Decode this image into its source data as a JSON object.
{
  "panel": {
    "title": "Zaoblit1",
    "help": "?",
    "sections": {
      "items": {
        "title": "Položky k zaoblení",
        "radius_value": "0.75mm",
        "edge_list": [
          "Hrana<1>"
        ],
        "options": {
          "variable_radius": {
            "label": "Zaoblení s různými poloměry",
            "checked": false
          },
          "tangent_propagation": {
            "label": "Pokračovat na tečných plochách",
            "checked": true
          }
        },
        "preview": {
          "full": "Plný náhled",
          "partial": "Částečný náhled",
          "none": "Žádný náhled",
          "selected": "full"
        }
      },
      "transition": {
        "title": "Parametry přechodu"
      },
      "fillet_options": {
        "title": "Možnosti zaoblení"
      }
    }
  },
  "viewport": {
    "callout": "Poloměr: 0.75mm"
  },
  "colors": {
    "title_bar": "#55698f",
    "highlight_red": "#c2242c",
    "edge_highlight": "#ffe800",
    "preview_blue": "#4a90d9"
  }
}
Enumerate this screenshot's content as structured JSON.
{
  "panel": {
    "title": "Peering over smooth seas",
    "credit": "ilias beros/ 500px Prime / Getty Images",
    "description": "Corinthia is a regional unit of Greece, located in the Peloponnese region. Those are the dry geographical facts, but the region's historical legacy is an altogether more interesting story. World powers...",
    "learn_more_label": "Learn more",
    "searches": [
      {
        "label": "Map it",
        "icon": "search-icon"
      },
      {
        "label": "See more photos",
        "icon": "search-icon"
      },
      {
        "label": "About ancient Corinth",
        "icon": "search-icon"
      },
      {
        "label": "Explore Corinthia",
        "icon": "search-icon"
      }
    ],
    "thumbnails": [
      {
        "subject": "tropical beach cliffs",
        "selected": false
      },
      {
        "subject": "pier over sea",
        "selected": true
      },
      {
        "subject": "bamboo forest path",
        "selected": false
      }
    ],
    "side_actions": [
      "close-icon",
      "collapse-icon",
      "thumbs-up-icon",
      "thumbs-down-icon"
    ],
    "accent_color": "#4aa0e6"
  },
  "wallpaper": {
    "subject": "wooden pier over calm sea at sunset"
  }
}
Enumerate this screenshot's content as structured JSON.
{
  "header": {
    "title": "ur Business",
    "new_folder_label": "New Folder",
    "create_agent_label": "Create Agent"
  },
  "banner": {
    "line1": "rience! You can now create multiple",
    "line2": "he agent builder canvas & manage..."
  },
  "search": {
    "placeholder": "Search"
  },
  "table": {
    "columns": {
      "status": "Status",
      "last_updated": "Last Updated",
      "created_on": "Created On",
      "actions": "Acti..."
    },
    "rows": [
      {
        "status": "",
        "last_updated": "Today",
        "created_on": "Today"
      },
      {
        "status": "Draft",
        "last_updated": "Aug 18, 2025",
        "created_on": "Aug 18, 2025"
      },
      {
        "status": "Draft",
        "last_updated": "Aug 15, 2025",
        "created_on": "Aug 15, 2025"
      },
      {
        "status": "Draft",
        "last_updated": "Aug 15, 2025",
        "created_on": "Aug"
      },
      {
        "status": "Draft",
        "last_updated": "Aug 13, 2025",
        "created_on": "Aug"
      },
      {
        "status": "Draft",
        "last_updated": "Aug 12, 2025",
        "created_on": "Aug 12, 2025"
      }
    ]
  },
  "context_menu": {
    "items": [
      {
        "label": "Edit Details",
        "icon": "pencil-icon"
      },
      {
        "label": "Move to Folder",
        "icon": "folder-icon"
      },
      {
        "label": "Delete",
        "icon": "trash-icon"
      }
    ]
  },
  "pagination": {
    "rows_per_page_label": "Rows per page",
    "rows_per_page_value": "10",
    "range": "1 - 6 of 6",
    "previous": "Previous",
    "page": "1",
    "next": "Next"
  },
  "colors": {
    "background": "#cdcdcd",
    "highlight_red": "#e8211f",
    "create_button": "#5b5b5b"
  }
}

====================

Where a line holds "Corinthia", copy that line.

• The solution:
    "description": "Corinthia is a regional unit of Greece, located in the Peloponnese region. Those are the dry geographical facts, but the region's historical legacy is an altogether more interesting story. World powers...",
        "label": "Explore Corinthia",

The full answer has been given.